Please determine how many lines of the material include the word "structured", and respond with nothing but that number.

* **INPUT MATERIAL**
--- BEGIN ---

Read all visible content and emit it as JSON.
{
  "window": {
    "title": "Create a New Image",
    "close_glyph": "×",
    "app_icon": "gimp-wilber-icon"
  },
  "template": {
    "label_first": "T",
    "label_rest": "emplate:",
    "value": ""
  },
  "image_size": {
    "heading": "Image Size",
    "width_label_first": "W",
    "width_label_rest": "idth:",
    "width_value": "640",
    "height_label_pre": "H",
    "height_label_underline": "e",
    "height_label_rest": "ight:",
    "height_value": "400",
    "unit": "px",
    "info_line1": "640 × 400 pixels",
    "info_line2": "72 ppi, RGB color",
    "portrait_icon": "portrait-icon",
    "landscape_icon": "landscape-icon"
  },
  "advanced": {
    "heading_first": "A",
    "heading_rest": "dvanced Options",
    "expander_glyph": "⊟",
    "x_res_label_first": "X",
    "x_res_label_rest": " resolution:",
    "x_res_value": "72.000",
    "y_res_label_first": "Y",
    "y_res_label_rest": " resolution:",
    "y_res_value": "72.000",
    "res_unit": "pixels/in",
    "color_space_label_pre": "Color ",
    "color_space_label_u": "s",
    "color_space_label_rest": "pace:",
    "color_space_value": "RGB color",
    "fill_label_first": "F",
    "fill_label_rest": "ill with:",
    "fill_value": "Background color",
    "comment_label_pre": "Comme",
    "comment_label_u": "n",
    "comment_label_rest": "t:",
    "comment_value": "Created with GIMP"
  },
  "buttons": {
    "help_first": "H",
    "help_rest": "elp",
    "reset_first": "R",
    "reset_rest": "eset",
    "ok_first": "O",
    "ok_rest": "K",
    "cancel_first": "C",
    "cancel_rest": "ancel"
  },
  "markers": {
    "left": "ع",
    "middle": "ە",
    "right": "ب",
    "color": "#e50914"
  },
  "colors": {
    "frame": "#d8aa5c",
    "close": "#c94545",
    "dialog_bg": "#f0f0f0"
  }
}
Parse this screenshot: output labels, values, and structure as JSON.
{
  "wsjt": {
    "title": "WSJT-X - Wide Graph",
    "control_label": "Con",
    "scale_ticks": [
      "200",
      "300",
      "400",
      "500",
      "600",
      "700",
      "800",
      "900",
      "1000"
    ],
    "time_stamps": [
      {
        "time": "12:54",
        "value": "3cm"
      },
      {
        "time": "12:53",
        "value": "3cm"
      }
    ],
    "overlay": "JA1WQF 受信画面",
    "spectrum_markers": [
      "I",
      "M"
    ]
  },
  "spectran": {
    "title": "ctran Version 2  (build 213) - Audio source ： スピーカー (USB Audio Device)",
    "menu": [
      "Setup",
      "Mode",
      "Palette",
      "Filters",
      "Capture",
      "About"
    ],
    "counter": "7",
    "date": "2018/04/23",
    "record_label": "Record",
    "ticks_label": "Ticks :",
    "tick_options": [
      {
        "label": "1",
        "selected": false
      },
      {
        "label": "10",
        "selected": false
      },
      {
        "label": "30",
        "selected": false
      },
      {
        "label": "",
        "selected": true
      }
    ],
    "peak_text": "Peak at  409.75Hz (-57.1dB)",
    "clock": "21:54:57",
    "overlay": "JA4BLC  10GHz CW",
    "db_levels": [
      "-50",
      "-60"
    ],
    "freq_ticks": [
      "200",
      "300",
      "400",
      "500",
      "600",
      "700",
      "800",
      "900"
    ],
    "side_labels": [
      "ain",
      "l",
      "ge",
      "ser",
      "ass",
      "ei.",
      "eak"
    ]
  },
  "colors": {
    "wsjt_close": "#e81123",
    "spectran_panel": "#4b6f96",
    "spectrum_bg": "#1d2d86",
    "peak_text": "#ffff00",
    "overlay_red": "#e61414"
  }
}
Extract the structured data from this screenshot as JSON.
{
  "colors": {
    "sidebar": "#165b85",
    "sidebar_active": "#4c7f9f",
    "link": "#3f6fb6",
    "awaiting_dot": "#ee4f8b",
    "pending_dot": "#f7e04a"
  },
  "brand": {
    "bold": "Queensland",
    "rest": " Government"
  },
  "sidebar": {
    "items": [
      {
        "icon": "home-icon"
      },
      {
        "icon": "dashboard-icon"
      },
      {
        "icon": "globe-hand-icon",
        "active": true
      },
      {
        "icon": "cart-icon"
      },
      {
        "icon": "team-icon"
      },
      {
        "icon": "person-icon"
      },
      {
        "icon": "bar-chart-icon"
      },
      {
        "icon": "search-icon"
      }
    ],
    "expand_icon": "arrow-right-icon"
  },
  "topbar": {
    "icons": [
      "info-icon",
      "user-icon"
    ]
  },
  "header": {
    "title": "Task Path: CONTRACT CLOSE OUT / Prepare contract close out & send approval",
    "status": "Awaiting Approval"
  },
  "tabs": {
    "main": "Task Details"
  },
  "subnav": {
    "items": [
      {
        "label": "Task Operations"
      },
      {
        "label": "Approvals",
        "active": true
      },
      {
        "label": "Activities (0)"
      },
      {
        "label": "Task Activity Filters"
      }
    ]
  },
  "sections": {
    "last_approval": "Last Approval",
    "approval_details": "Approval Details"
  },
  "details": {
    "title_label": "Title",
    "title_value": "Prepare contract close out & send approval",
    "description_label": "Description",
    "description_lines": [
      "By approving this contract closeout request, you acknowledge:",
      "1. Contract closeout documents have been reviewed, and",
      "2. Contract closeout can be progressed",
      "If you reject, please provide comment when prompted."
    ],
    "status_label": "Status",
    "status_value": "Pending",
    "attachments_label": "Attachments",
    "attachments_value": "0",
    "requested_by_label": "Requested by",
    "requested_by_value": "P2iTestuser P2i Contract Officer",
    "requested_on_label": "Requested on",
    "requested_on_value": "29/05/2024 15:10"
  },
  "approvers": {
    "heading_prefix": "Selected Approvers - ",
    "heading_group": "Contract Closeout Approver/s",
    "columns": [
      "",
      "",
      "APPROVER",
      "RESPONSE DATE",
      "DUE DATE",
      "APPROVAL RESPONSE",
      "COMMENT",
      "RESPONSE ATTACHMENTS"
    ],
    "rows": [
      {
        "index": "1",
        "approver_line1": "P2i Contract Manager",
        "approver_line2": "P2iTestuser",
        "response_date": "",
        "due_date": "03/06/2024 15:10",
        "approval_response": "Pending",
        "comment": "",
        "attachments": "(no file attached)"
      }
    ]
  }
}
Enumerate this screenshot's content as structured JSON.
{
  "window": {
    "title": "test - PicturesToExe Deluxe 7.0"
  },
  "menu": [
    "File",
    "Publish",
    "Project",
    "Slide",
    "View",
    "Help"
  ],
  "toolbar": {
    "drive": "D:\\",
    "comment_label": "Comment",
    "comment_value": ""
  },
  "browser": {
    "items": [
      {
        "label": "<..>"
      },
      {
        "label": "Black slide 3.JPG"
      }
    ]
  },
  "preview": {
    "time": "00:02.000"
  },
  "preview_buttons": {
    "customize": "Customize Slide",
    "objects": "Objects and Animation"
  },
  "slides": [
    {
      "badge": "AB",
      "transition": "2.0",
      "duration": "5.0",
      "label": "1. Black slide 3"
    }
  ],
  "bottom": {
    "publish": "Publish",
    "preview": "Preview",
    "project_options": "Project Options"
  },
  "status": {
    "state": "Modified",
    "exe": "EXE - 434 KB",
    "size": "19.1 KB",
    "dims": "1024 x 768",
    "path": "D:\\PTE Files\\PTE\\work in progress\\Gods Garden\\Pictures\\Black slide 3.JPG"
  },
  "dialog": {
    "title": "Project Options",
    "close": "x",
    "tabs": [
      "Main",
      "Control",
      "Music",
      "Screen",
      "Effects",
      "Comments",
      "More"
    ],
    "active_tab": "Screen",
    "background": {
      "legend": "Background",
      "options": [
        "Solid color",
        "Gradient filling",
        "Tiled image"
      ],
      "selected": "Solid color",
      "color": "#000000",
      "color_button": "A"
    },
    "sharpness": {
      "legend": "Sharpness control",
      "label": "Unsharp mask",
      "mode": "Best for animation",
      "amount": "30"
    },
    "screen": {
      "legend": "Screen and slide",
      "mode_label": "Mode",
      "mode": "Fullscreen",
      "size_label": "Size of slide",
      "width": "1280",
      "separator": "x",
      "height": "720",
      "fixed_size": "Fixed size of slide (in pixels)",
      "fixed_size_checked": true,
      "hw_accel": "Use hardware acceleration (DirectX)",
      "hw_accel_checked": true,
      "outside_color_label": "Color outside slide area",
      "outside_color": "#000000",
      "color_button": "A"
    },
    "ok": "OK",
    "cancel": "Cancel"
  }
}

--- END ---

* **ANSWER TO THE PROBLEM**
2